Given task:
Give only the number of lines that hold the word "color".

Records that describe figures
★ ★ ★ ★ ★ ★ ★
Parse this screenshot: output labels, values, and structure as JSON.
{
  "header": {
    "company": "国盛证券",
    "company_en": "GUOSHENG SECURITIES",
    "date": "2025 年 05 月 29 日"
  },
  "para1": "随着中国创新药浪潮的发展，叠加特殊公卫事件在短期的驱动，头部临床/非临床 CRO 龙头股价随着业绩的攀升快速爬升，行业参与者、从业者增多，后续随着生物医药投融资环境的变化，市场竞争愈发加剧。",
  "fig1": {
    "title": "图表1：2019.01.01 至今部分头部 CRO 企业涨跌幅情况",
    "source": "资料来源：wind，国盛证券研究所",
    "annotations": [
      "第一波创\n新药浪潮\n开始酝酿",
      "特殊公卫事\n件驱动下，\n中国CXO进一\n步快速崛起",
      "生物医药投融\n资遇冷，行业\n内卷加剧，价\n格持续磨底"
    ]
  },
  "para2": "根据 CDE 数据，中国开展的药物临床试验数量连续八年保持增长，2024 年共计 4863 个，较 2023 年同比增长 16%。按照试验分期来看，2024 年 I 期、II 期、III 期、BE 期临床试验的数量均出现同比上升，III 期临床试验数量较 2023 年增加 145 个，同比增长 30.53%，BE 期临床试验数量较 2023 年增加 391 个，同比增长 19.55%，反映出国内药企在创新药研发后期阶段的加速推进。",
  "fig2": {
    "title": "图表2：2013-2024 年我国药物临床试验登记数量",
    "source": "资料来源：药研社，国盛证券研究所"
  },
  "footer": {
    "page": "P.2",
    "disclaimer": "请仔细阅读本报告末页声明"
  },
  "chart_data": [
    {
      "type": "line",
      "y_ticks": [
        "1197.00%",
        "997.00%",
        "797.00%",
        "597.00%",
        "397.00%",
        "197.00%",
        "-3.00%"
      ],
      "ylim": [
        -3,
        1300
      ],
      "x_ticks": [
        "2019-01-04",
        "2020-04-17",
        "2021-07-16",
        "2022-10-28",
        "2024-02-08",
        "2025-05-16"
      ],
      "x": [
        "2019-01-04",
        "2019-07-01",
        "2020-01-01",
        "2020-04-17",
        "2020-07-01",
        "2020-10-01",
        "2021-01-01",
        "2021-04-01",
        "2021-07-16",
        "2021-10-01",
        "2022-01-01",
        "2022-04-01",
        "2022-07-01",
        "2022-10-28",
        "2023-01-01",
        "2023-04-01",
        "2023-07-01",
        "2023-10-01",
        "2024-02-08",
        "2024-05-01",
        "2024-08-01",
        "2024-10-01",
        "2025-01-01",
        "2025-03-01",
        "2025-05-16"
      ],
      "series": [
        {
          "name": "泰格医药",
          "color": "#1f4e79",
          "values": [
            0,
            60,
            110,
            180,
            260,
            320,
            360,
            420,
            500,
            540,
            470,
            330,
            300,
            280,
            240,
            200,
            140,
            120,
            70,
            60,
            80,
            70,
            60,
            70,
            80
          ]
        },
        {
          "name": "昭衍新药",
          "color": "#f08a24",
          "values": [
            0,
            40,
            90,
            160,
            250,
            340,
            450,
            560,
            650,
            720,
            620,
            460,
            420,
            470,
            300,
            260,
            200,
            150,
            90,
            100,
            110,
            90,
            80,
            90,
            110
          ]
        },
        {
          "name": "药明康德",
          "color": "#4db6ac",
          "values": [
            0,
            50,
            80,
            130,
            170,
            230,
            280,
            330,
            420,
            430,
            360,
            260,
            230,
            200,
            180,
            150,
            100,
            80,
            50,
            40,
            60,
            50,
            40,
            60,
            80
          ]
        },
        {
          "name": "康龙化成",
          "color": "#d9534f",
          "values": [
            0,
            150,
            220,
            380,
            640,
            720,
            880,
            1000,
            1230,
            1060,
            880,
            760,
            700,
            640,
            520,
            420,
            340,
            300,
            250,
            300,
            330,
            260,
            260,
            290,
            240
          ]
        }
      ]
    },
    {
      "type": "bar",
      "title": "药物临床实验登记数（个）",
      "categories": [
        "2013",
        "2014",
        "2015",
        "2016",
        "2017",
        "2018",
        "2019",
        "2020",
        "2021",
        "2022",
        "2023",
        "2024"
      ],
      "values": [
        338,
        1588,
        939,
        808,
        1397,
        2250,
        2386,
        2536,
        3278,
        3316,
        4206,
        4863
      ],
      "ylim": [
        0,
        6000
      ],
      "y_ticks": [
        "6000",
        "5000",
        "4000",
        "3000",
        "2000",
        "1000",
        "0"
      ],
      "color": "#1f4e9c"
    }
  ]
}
★ ★ ★ ★ ★ ★ ★
Result below:
5